=== WORK REQUIRED ===
Reproduce the listing exactly and skip over any pictures.

(Collection entries)
# # # # #
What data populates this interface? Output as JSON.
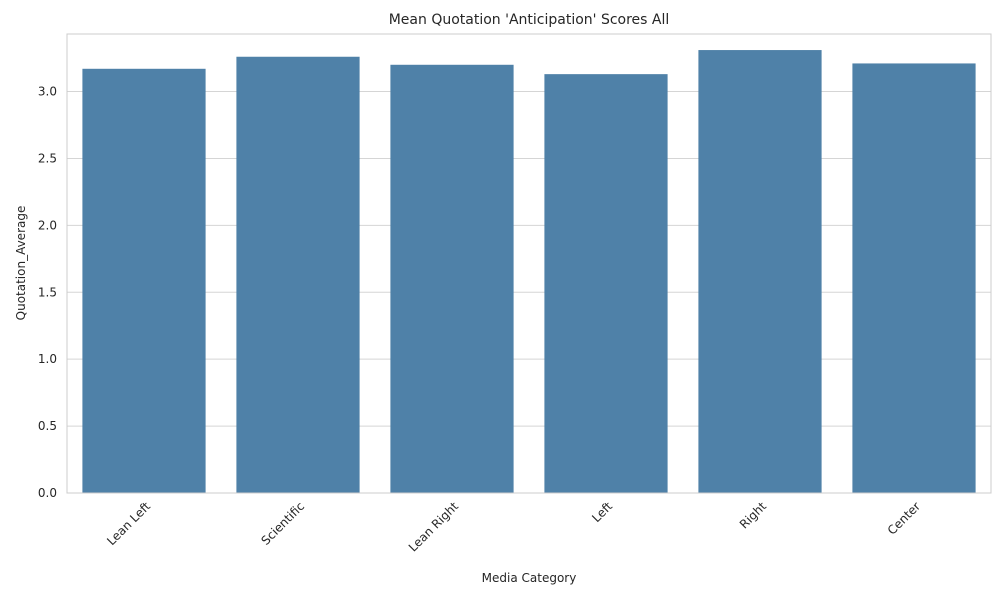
{
  "chart_data": {
    "type": "bar",
    "title": "Mean Quotation 'Anticipation' Scores All",
    "xlabel": "Media Category",
    "ylabel": "Quotation_Average",
    "categories": [
      "Lean Left",
      "Scientific",
      "Lean Right",
      "Left",
      "Right",
      "Center"
    ],
    "values": [
      3.17,
      3.26,
      3.2,
      3.13,
      3.31,
      3.21
    ],
    "ylim": [
      0,
      3.43
    ],
    "yticks": [
      "0.0",
      "0.5",
      "1.0",
      "1.5",
      "2.0",
      "2.5",
      "3.0"
    ],
    "grid": "horizontal",
    "bar_color": "#4f81a8",
    "legend": "none"
  }
}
# # # # #
=== TASK RESULT ===
What data populates this interface? Output as JSON.
{
  "chart_data": {
    "type": "bar",
    "title": "Mean Quotation 'Anticipation' Scores All",
    "xlabel": "Media Category",
    "ylabel": "Quotation_Average",
    "categories": [
      "Lean Left",
      "Scientific",
      "Lean Right",
      "Left",
      "Right",
      "Center"
    ],
    "values": [
      3.17,
      3.26,
      3.2,
      3.13,
      3.31,
      3.21
    ],
    "ylim": [
      0,
      3.43
    ],
    "yticks": [
      "0.0",
      "0.5",
      "1.0",
      "1.5",
      "2.0",
      "2.5",
      "3.0"
    ],
    "grid": "horizontal",
    "bar_color": "#4f81a8",
    "legend": "none"
  }
}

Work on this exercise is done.